### INPUT FOR THIS TASK
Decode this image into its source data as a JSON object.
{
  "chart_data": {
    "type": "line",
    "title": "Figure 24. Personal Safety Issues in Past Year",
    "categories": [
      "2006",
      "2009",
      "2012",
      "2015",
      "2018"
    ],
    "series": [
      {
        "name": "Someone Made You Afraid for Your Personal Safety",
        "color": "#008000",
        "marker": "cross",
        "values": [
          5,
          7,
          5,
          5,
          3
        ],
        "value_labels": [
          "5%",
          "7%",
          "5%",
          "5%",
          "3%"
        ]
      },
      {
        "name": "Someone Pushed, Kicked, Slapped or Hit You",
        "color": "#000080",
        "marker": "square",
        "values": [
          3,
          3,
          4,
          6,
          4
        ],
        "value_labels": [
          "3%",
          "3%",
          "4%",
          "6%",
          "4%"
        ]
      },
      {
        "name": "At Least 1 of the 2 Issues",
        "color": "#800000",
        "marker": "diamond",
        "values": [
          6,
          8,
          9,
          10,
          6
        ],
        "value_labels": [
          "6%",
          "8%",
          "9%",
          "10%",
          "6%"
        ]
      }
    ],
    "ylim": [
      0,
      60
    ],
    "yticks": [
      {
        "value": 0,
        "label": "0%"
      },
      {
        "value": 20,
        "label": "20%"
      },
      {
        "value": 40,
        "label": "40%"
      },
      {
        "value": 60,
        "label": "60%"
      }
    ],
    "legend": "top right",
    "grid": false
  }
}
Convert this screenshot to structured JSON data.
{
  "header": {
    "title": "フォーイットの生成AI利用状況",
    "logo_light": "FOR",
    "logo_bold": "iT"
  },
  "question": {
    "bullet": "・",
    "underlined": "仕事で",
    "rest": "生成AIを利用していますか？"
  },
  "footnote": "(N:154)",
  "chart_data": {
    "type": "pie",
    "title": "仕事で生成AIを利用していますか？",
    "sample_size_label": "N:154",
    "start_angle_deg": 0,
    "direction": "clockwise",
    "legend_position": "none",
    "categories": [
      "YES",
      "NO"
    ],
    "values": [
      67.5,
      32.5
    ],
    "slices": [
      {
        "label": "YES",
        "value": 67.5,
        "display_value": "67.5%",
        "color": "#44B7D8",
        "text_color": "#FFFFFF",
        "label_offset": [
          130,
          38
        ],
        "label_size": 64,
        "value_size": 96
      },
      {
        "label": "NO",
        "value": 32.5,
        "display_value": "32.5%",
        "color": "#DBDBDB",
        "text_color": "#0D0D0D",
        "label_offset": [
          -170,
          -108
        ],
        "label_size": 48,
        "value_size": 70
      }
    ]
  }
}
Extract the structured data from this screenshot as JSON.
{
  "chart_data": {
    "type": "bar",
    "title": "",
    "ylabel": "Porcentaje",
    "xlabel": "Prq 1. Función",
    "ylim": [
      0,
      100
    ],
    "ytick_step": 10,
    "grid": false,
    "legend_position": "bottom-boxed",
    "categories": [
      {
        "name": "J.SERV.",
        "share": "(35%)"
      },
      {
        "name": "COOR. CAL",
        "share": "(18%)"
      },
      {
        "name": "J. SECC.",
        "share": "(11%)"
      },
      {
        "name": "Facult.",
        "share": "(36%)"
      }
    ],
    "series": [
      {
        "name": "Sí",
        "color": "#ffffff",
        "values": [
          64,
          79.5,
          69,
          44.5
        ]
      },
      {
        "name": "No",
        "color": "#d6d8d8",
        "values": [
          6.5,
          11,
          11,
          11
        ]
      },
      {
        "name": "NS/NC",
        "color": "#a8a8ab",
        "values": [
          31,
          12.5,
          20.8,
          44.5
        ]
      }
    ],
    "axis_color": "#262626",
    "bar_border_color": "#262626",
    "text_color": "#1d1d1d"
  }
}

### SHORT PROBLEM
All lines above with "screenshot" in them should be returned.

### SOLUTION TO THIS TASK
Convert this screenshot to structured JSON data.
Extract the structured data from this screenshot as JSON.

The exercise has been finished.